→ **Task prompt**
Look over the lines below. Report each one that includes the string "following".

◇ ◇ ◇

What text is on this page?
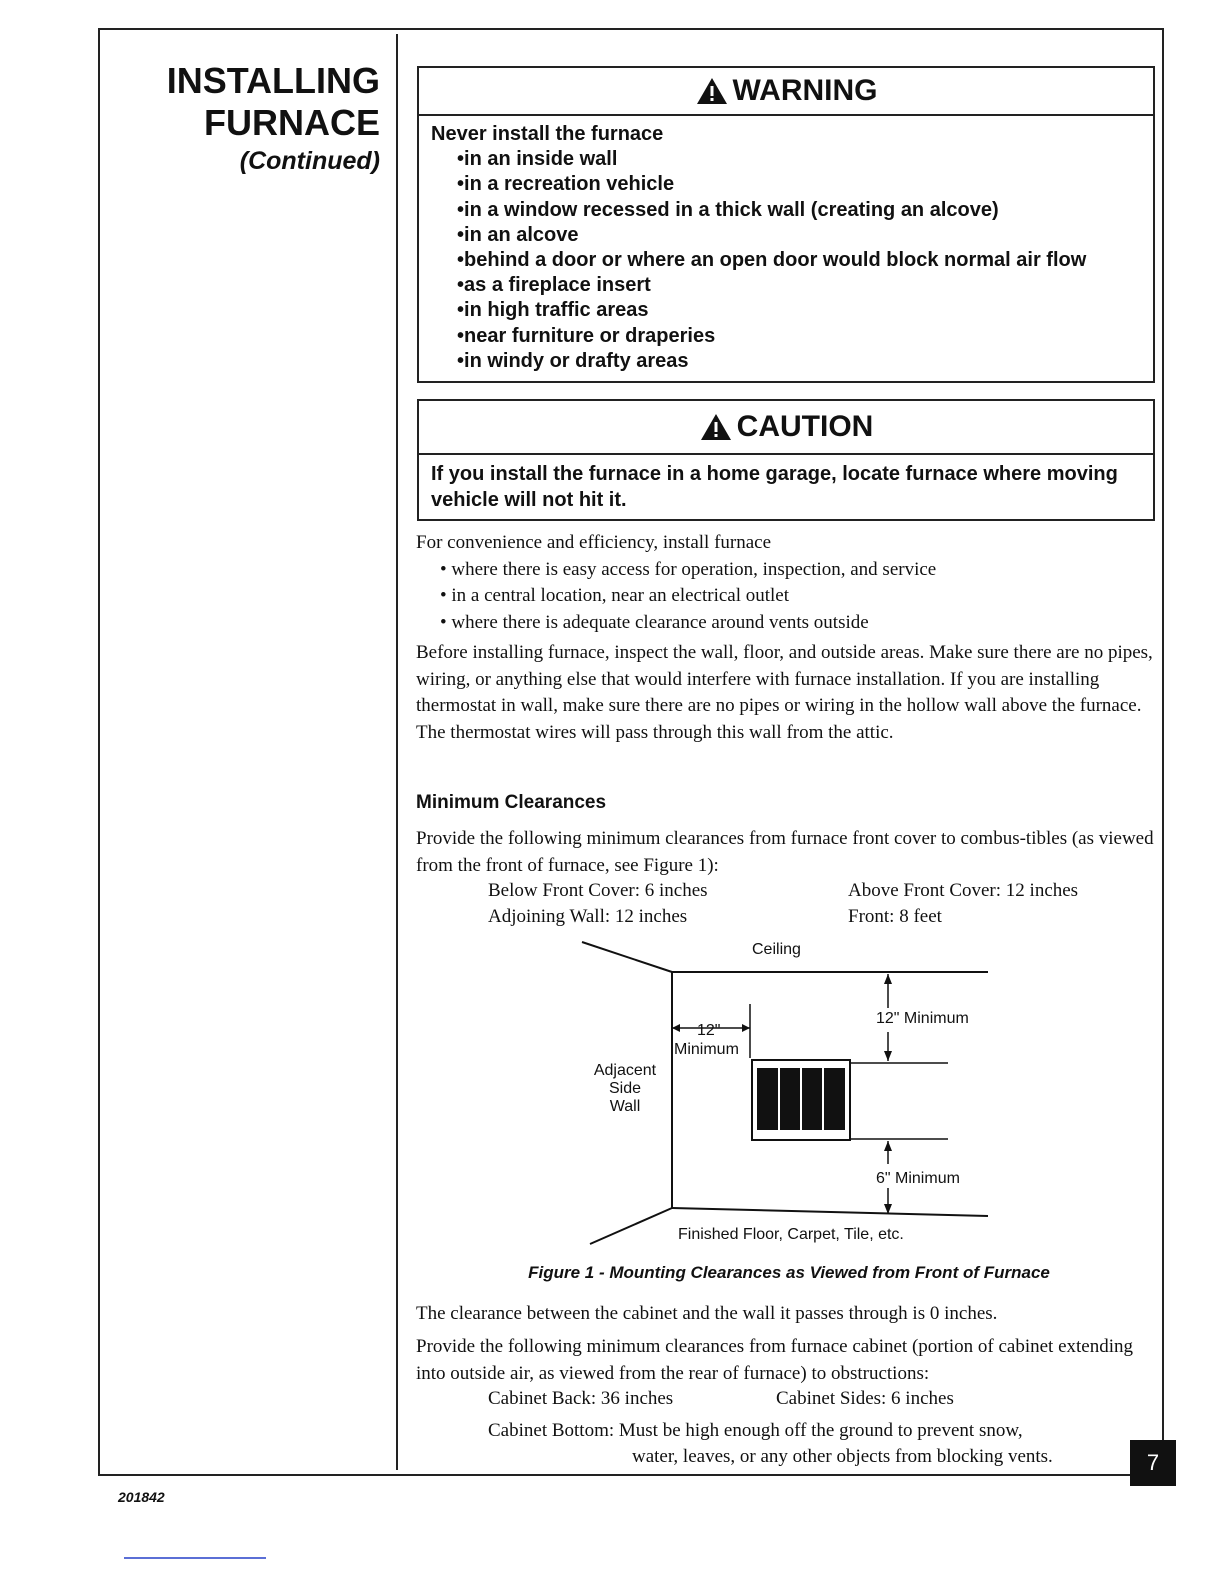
INSTALLING
FURNACE
(Continued)
WARNING
Never install the furnace
• in an inside wall
• in a recreation vehicle
• in a window recessed in a thick wall (creating an alcove)
• in an alcove
• behind a door or where an open door would block normal air flow
• as a fireplace insert
• in high traffic areas
• near furniture or draperies
• in windy or drafty areas
CAUTION
If you install the furnace in a home garage, locate furnace where moving vehicle will not hit it.

For convenience and efficiency, install furnace

• where there is easy access for operation, inspection, and service
• in a central location, near an electrical outlet
• where there is adequate clearance around vents outside

Before installing furnace, inspect the wall, floor, and outside areas. Make sure there are no pipes, wiring, or anything else that would interfere with furnace installation. If you are installing thermostat in wall, make sure there are no pipes or wiring in the hollow wall above the furnace. The thermostat wires will pass through this wall from the attic.

Minimum Clearances
Provide the following minimum clearances from furnace front cover to combus-tibles (as viewed from the front of furnace, see Figure 1):
Below Front Cover: 6 inches	Above Front Cover: 12 inches
Adjoining Wall: 12 inches	Front: 8 feet
Ceiling
12"
Minimum
12" Minimum
Adjacent
Side
Wall
6" Minimum
Finished Floor, Carpet, Tile, etc.
Figure 1 - Mounting Clearances as Viewed from Front of Furnace
The clearance between the cabinet and the wall it passes through is 0 inches.
Provide the following minimum clearances from furnace cabinet (portion of cabinet extending into outside air, as viewed from the rear of furnace) to obstructions:
Cabinet Back: 36 inches	Cabinet Sides: 6 inches
Cabinet Bottom: Must be high enough off the ground to prevent snow,
water, leaves, or any other objects from blocking vents.	7
201842
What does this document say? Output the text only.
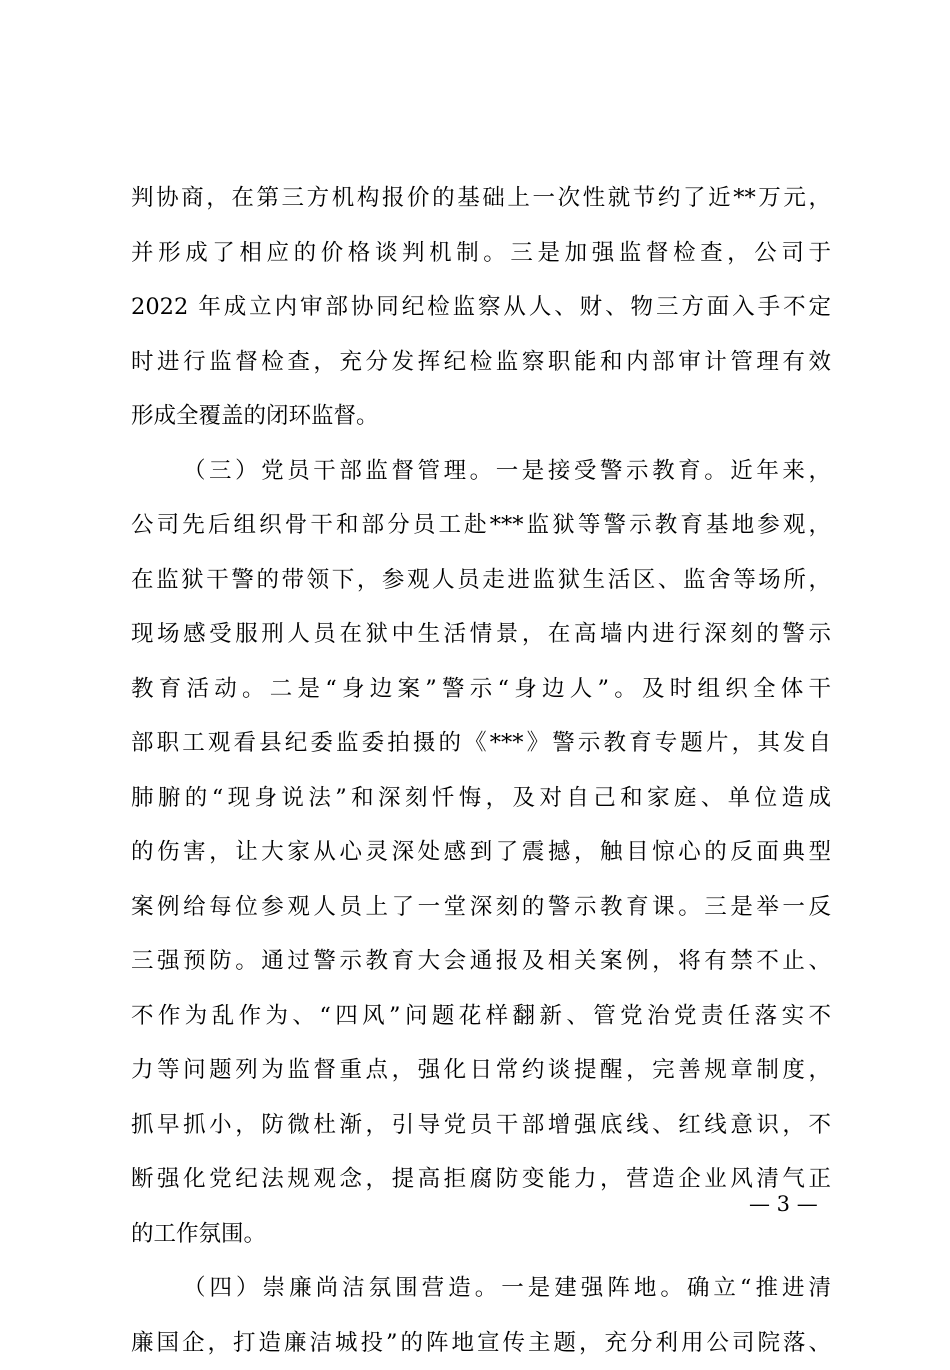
判协商，在第三方机构报价的基础上一次性就节约了近**万元，
并形成了相应的价格谈判机制。三是加强监督检查，公司于
2022 年成立内审部协同纪检监察从人、财、物三方面入手不定
时进行监督检查，充分发挥纪检监察职能和内部审计管理有效
形成全覆盖的闭环监督。
（三）党员干部监督管理。一是接受警示教育。近年来，
公司先后组织骨干和部分员工赴***监狱等警示教育基地参观，
在监狱干警的带领下，参观人员走进监狱生活区、监舍等场所，
现场感受服刑人员在狱中生活情景，在高墙内进行深刻的警示
教育活动。二是“身边案”警示“身边人”。及时组织全体干
部职工观看县纪委监委拍摄的《***》警示教育专题片，其发自
肺腑的“现身说法”和深刻忏悔，及对自己和家庭、单位造成
的伤害，让大家从心灵深处感到了震撼，触目惊心的反面典型
案例给每位参观人员上了一堂深刻的警示教育课。三是举一反
三强预防。通过警示教育大会通报及相关案例，将有禁不止、
不作为乱作为、“四风”问题花样翻新、管党治党责任落实不
力等问题列为监督重点，强化日常约谈提醒，完善规章制度，
抓早抓小，防微杜渐，引导党员干部增强底线、红线意识，不
断强化党纪法规观念，提高拒腐防变能力，营造企业风清气正
的工作氛围。
（四）崇廉尚洁氛围营造。一是建强阵地。确立“推进清
廉国企，打造廉洁城投”的阵地宣传主题，充分利用公司院落、
— 3 —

◇ ◇ ◇

→ **The completed task**
Provide the following minimum clearances from furnace front cover to combus-tibles (as viewed from the front of furnace, see Figure 1):
Provide the following minimum clearances from furnace cabinet (portion of cabinet extending into outside air, as viewed from the rear of furnace) to obstructions:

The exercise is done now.